**Required work**
Filter the records for lines holding the string "content".

**Given data**
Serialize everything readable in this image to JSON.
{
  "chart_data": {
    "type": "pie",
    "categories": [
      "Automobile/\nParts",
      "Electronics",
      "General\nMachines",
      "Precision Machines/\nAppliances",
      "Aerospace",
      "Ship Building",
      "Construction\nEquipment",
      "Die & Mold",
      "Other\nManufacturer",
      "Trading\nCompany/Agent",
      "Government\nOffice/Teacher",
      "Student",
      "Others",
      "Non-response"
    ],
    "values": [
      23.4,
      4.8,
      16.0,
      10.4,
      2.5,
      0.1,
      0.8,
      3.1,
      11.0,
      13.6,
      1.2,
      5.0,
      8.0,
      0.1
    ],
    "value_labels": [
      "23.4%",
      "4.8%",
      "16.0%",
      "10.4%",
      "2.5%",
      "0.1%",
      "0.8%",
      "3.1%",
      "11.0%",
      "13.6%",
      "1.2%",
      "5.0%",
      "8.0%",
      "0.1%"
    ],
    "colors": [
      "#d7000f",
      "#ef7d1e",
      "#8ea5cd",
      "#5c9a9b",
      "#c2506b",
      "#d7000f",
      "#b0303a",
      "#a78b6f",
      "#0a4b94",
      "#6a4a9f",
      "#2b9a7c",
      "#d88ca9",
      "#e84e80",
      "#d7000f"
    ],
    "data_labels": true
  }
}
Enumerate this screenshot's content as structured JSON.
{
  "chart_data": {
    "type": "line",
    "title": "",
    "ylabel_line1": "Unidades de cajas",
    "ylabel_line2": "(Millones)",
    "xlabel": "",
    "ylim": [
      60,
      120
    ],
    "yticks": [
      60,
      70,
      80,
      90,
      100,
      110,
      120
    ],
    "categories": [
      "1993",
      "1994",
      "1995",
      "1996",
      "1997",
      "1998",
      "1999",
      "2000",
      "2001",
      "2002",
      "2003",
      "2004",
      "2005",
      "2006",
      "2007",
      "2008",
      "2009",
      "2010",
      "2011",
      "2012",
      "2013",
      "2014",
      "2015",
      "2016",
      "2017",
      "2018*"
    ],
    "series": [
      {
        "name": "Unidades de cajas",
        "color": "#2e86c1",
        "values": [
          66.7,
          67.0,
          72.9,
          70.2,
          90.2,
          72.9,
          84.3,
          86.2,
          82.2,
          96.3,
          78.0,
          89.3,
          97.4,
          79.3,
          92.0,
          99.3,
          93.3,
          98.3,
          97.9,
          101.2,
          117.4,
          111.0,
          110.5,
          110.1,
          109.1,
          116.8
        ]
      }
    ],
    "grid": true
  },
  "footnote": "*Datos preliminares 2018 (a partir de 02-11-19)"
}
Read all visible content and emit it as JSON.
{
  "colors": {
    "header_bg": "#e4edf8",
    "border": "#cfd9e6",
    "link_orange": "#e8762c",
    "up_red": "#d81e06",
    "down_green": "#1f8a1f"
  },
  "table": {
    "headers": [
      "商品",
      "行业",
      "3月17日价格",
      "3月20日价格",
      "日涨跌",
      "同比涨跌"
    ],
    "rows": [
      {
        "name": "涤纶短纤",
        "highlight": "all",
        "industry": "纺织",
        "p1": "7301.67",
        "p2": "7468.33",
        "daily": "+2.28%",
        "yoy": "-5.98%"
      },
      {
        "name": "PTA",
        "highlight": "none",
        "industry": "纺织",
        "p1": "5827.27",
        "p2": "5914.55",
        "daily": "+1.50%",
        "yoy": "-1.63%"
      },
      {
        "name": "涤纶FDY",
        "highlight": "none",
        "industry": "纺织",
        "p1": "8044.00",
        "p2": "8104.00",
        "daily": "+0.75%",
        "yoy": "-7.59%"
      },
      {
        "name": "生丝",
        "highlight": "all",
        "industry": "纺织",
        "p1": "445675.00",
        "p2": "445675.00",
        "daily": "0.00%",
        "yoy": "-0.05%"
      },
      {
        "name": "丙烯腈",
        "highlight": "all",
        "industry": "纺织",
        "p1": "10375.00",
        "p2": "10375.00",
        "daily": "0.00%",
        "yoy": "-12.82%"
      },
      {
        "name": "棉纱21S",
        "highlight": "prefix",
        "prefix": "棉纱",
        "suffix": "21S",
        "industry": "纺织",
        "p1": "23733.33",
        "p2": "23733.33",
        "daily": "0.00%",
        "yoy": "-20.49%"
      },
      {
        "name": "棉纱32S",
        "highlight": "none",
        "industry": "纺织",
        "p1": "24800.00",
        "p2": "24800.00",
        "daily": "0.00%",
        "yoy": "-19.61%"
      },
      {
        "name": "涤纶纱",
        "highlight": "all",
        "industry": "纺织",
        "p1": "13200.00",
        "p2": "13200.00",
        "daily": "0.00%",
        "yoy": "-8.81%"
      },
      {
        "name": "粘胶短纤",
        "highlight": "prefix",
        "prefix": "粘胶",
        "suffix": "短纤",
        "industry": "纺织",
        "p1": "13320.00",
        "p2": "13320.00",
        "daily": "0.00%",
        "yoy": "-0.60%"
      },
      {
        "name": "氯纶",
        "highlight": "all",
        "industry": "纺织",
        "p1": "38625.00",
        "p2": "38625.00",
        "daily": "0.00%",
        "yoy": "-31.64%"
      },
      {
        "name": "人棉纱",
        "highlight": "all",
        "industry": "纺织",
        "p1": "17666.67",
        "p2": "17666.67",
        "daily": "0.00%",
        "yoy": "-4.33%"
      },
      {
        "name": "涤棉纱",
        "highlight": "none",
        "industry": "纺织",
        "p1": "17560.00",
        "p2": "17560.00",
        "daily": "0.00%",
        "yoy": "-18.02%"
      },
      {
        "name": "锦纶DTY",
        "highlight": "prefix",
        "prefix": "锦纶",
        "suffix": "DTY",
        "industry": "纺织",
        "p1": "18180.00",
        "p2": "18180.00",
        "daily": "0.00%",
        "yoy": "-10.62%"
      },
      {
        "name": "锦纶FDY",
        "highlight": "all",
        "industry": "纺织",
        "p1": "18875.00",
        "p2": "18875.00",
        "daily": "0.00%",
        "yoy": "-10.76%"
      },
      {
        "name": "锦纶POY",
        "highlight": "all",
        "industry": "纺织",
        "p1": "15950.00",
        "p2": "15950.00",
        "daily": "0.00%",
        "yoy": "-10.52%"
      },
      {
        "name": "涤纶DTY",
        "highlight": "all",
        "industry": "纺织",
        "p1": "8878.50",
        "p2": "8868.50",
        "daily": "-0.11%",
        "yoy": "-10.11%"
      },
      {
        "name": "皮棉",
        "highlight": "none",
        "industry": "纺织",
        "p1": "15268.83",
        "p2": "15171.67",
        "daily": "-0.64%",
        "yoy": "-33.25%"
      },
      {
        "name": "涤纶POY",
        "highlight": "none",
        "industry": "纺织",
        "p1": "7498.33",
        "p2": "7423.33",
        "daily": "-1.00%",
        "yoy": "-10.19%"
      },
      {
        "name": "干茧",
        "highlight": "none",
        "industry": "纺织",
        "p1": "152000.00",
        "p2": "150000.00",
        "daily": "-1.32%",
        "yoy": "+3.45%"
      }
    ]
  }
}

**Task answer**
Enumerate this screenshot's content as structured JSON.
Read all visible content and emit it as JSON.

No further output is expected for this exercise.